→ Given problem
Which lines hold the word "Overview"? Copy each one.
─── Dataset rows ───
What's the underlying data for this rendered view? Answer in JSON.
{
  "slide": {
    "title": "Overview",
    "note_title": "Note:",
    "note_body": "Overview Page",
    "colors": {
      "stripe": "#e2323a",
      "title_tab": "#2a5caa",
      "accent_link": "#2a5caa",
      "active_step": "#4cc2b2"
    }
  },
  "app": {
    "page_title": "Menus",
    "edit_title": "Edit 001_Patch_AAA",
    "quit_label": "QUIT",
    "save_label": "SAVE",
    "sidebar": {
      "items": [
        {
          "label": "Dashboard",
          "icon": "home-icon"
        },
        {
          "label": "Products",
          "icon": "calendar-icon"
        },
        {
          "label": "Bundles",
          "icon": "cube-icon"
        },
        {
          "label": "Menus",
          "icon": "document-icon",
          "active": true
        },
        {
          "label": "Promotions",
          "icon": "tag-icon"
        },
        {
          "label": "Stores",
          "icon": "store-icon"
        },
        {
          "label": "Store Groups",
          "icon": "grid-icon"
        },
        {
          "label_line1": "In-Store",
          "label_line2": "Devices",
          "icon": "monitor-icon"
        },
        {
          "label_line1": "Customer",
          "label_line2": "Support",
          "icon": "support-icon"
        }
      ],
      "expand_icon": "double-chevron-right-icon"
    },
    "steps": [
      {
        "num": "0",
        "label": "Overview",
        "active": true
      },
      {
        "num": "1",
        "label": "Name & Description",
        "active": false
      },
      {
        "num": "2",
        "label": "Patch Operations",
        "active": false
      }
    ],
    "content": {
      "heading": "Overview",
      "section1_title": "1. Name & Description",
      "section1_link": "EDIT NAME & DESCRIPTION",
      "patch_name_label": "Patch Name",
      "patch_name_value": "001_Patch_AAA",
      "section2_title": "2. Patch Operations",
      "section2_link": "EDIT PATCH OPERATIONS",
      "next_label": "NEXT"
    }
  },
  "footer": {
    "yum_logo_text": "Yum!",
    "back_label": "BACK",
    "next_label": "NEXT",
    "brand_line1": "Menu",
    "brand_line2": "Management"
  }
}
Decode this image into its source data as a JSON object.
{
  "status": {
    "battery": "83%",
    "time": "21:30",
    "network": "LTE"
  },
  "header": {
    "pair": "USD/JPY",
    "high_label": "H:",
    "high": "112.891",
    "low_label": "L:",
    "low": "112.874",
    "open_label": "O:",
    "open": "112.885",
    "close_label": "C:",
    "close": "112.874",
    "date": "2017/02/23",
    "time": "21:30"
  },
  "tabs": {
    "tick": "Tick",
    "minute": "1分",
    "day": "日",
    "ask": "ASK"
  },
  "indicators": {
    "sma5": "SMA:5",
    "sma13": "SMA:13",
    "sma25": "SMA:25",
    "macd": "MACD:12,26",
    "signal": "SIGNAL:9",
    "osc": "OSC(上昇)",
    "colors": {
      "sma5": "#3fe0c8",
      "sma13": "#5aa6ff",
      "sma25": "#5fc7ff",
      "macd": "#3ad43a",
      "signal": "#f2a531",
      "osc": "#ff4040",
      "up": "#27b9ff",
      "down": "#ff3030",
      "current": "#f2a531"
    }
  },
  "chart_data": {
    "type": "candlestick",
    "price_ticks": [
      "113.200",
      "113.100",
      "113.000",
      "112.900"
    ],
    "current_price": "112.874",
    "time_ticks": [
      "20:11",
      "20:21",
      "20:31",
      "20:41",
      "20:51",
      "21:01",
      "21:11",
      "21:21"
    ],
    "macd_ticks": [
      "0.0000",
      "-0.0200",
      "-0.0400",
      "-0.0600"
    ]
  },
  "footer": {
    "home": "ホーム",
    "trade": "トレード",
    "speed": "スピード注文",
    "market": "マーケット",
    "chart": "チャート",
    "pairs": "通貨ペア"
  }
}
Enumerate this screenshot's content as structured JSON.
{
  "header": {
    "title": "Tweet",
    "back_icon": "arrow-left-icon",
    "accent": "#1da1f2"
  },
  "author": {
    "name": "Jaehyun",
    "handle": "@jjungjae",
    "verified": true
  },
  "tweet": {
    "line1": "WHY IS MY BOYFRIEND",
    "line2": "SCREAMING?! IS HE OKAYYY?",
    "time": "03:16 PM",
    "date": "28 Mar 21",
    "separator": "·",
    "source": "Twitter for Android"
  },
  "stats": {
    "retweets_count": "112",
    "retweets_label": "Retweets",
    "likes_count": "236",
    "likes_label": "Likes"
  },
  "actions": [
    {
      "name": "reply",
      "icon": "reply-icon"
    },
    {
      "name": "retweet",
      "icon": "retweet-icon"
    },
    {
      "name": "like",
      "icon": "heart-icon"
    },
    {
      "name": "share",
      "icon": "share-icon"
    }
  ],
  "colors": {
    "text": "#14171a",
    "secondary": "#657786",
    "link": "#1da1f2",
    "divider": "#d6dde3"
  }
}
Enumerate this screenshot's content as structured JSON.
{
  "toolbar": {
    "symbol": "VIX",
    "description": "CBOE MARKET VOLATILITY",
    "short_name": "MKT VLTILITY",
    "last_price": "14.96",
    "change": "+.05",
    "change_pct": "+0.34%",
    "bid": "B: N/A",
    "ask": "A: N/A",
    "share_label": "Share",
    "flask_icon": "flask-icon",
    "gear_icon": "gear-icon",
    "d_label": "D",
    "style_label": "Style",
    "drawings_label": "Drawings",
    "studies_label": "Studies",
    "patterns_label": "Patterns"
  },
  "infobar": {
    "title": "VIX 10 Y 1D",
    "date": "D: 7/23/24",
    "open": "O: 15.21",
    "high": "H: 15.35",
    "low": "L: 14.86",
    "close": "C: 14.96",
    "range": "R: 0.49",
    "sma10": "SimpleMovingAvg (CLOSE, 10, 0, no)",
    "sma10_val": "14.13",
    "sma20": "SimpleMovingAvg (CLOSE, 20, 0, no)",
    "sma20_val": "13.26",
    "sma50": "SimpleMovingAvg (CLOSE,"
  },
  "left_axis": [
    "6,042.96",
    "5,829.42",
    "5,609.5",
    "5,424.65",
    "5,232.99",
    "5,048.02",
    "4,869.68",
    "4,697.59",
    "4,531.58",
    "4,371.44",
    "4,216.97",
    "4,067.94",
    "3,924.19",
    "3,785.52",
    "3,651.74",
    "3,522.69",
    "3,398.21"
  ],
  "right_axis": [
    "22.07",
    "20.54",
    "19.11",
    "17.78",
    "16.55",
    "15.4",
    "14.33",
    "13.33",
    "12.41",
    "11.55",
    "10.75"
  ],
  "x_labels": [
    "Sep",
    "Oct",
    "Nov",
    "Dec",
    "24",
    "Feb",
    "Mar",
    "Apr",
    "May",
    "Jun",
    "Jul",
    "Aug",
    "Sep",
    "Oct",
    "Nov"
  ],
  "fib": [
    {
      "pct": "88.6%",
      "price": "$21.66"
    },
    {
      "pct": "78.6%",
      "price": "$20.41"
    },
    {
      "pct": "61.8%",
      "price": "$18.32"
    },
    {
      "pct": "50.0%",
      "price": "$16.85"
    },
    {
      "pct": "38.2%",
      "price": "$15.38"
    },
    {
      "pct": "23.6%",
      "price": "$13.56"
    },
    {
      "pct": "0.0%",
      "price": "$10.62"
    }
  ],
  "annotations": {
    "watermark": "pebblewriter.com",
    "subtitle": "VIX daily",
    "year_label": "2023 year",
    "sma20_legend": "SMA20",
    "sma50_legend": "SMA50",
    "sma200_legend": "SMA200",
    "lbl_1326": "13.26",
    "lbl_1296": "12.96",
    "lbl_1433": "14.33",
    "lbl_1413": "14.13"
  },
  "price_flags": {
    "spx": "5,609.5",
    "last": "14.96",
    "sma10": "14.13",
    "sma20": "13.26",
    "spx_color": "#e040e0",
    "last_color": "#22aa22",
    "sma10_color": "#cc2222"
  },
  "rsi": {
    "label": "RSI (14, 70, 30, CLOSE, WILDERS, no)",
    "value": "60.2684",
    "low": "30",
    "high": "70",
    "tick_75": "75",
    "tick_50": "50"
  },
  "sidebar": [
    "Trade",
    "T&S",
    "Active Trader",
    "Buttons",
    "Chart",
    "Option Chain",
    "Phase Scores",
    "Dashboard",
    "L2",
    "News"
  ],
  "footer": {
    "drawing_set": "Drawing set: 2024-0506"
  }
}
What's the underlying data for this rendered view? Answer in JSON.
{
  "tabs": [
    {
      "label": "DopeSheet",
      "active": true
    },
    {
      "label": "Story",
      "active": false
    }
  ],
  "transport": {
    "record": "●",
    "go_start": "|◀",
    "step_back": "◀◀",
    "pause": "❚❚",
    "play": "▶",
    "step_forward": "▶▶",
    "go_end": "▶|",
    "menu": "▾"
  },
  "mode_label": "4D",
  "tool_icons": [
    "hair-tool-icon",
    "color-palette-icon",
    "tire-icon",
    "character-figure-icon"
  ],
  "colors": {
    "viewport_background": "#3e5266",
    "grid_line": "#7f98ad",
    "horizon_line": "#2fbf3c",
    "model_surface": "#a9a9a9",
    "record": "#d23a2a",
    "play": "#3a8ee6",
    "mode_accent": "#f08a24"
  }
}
───
→ Right answer
    "title": "Overview",
    "note_body": "Overview Page",
        "label": "Overview",
      "heading": "Overview",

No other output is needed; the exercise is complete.